[Objective] Isolate every line in the data with the string "below" and copy it.

[Input]

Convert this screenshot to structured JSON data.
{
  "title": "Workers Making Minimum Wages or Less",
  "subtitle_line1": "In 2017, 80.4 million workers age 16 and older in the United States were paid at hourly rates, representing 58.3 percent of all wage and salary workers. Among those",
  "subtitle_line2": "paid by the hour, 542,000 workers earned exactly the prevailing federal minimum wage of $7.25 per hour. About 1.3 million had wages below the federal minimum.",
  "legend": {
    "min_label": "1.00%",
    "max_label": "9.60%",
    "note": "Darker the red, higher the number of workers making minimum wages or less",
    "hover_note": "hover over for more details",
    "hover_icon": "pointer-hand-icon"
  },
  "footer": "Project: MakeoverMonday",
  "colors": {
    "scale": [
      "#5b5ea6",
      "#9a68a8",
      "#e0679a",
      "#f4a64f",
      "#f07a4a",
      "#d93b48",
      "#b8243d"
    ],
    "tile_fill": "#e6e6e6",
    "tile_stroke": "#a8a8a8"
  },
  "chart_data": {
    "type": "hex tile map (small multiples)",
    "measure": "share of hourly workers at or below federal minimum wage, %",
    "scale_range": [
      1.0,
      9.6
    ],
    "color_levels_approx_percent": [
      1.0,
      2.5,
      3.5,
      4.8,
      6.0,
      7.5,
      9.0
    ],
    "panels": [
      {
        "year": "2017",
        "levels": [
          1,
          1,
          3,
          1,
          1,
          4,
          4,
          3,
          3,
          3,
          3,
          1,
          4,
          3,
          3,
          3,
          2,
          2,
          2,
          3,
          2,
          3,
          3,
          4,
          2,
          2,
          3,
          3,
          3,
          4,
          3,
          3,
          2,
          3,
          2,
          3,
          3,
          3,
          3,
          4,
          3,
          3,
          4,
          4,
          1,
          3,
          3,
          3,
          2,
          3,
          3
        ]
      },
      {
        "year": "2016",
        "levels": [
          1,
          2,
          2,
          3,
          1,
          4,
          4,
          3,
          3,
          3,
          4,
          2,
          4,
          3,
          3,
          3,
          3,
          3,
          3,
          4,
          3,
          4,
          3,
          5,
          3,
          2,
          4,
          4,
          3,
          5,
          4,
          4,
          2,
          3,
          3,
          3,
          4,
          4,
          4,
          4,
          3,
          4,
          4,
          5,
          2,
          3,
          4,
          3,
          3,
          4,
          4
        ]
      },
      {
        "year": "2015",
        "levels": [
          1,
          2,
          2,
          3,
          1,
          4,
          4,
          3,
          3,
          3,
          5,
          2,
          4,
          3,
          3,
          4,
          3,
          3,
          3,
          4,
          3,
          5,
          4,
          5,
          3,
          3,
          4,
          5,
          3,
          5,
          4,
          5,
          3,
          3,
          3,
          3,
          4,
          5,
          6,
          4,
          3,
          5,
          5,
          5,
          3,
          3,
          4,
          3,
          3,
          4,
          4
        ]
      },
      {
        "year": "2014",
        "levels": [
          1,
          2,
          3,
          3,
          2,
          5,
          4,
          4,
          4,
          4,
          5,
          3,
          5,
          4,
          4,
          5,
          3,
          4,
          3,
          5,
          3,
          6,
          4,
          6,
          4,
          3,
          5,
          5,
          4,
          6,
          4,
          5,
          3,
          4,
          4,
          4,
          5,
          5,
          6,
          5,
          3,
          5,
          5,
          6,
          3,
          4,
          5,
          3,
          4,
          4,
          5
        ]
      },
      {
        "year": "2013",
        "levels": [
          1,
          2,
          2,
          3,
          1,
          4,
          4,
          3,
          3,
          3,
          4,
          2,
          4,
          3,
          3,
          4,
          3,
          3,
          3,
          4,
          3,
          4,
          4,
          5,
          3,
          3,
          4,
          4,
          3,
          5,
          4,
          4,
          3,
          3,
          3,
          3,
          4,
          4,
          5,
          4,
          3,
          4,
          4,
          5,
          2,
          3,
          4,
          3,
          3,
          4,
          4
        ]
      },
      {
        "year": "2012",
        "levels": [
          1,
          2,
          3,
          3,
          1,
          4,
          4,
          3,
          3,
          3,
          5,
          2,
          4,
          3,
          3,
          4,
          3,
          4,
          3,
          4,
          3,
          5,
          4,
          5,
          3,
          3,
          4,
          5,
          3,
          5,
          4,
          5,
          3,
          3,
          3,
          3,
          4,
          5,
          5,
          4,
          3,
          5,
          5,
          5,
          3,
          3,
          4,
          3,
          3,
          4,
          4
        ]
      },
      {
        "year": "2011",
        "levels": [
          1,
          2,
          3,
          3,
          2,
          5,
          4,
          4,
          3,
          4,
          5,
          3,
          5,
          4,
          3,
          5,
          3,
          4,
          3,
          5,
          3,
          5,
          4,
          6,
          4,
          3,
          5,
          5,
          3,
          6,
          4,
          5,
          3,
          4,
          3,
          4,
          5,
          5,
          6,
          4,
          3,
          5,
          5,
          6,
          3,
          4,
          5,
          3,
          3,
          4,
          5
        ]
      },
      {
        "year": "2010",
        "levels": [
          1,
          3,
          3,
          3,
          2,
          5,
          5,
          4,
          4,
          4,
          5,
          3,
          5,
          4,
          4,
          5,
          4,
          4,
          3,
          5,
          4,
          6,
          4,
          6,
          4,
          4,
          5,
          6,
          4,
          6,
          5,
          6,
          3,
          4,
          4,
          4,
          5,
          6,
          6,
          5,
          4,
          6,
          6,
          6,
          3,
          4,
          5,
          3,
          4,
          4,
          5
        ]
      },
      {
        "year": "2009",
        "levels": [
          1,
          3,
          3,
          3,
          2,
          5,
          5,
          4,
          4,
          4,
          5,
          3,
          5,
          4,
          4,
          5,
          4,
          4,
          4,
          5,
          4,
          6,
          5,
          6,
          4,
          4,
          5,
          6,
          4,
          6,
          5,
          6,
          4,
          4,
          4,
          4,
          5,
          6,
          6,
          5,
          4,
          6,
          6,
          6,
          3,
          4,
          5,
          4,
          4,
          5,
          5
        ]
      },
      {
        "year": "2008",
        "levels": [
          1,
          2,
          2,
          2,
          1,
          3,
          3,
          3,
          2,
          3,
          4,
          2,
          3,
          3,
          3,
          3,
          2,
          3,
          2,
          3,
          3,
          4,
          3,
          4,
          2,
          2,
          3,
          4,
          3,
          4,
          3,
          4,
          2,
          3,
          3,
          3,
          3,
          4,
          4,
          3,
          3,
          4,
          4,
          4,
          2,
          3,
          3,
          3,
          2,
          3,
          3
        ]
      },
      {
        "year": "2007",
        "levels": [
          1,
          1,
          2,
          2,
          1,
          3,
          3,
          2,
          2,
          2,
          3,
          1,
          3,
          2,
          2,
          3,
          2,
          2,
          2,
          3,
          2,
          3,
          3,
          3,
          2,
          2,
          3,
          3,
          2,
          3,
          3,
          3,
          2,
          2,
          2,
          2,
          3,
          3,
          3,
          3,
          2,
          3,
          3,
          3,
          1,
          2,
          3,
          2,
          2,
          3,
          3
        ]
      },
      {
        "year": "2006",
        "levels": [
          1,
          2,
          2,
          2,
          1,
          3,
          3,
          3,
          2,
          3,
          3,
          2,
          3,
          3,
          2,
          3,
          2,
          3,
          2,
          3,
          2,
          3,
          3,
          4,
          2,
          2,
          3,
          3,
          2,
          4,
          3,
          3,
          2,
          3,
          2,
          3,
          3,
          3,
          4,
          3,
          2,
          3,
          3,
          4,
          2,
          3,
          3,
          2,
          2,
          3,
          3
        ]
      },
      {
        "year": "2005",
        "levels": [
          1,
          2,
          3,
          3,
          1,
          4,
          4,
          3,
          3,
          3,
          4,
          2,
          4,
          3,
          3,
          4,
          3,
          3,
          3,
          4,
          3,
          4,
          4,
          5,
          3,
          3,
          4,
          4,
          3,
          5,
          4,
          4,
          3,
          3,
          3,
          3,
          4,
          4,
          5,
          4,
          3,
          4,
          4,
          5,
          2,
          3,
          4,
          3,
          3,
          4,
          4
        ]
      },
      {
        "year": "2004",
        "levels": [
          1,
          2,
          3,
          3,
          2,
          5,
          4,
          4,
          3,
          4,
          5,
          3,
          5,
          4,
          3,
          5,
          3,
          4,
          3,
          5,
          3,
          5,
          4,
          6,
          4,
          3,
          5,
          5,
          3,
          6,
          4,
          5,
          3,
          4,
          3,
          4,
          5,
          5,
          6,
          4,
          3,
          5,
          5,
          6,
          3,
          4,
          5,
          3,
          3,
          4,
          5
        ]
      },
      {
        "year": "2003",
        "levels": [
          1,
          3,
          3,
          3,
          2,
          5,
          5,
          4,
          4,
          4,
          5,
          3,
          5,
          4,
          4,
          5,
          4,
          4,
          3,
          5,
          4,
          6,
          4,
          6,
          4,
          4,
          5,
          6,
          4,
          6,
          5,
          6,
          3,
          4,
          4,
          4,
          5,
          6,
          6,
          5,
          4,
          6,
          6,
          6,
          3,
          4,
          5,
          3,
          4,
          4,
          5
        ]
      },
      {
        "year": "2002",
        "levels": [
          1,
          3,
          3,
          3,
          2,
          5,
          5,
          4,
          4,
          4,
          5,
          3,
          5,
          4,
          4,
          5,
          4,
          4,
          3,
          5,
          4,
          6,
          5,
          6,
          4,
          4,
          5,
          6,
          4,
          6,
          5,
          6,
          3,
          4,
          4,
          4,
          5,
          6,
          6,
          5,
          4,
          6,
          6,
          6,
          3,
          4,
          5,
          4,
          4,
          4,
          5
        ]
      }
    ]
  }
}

[Exercise solution]
  "subtitle_line2": "paid by the hour, 542,000 workers earned exactly the prevailing federal minimum wage of $7.25 per hour. About 1.3 million had wages below the federal minimum.",
    "measure": "share of hourly workers at or below federal minimum wage, %",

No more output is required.